▸ AANGELEVERD MATERIAAL

+-------+

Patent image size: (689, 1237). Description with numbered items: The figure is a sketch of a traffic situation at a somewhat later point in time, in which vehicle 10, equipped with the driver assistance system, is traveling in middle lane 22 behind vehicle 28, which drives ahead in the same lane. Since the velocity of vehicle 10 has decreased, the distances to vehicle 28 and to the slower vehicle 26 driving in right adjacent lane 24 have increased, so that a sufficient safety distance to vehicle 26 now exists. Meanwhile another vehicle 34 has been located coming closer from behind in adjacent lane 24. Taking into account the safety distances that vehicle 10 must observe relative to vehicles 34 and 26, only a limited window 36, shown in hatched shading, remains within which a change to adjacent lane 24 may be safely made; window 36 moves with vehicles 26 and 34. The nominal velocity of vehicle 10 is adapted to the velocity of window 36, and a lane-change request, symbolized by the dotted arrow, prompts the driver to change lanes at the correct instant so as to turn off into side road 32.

+-------+

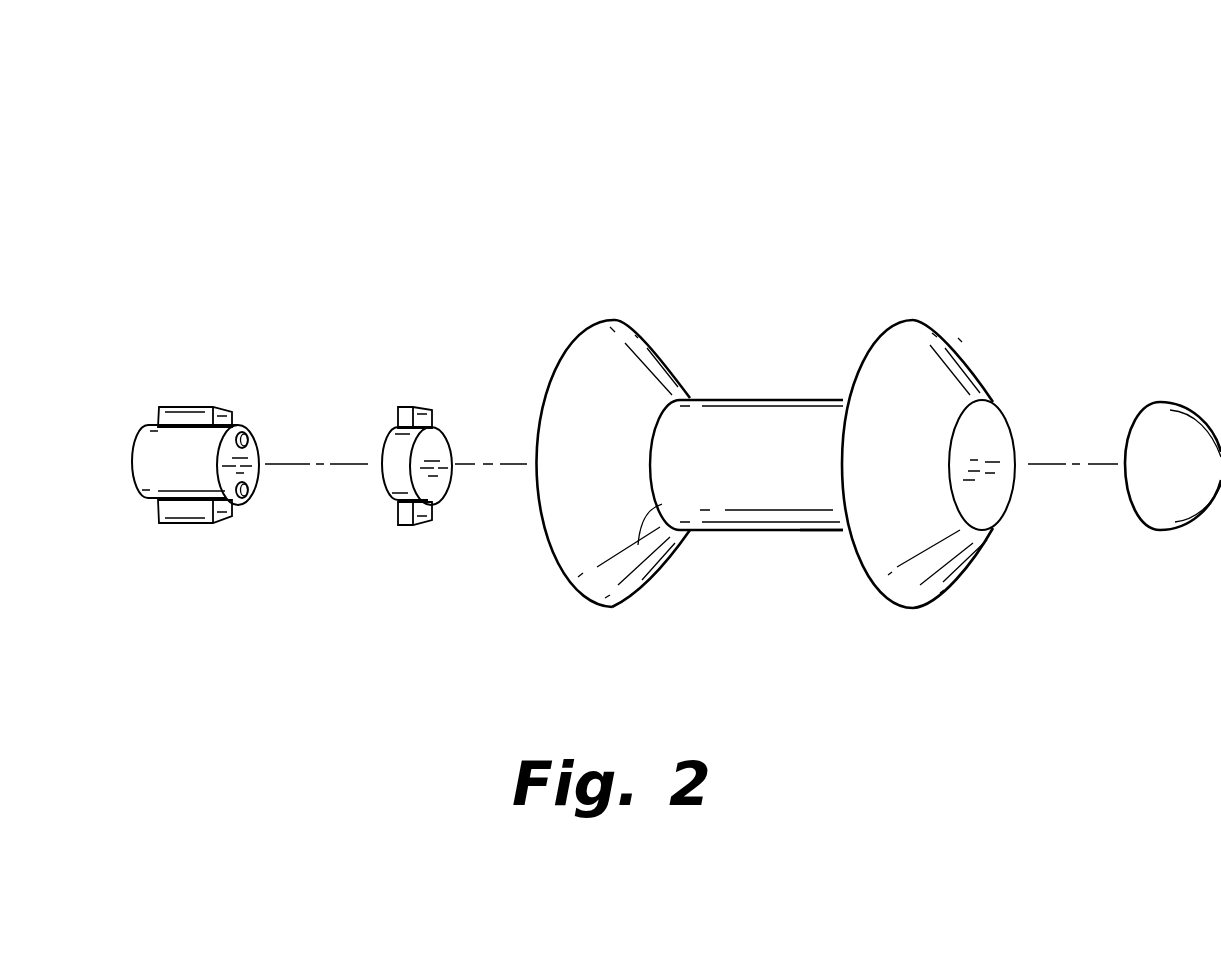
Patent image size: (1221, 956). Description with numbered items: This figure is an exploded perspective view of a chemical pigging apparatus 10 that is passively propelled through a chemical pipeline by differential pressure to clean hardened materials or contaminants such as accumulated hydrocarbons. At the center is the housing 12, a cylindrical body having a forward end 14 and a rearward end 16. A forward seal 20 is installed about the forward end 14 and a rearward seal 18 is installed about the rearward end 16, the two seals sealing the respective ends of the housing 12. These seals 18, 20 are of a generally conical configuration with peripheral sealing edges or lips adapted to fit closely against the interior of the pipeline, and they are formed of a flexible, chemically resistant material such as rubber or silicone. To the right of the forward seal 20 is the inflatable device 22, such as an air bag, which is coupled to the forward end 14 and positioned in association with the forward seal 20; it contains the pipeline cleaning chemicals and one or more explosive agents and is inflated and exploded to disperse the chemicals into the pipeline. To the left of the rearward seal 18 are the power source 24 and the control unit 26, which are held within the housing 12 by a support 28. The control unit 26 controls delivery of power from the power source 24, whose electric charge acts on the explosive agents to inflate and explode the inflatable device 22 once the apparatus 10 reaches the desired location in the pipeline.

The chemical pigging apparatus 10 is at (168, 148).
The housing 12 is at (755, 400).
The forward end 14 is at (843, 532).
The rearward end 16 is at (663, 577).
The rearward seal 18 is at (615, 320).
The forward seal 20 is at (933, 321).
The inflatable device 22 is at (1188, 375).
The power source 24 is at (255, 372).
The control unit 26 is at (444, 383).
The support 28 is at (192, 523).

+-------+

▸ DOELSTELLING
Tel het aantal regels in het materiaal waarin de tekenreeks "device" voorkomt, hoofdlettergevoelig. Geef uitsluitend dat getal.

▸ UITGEWERKTE OPGAVE
2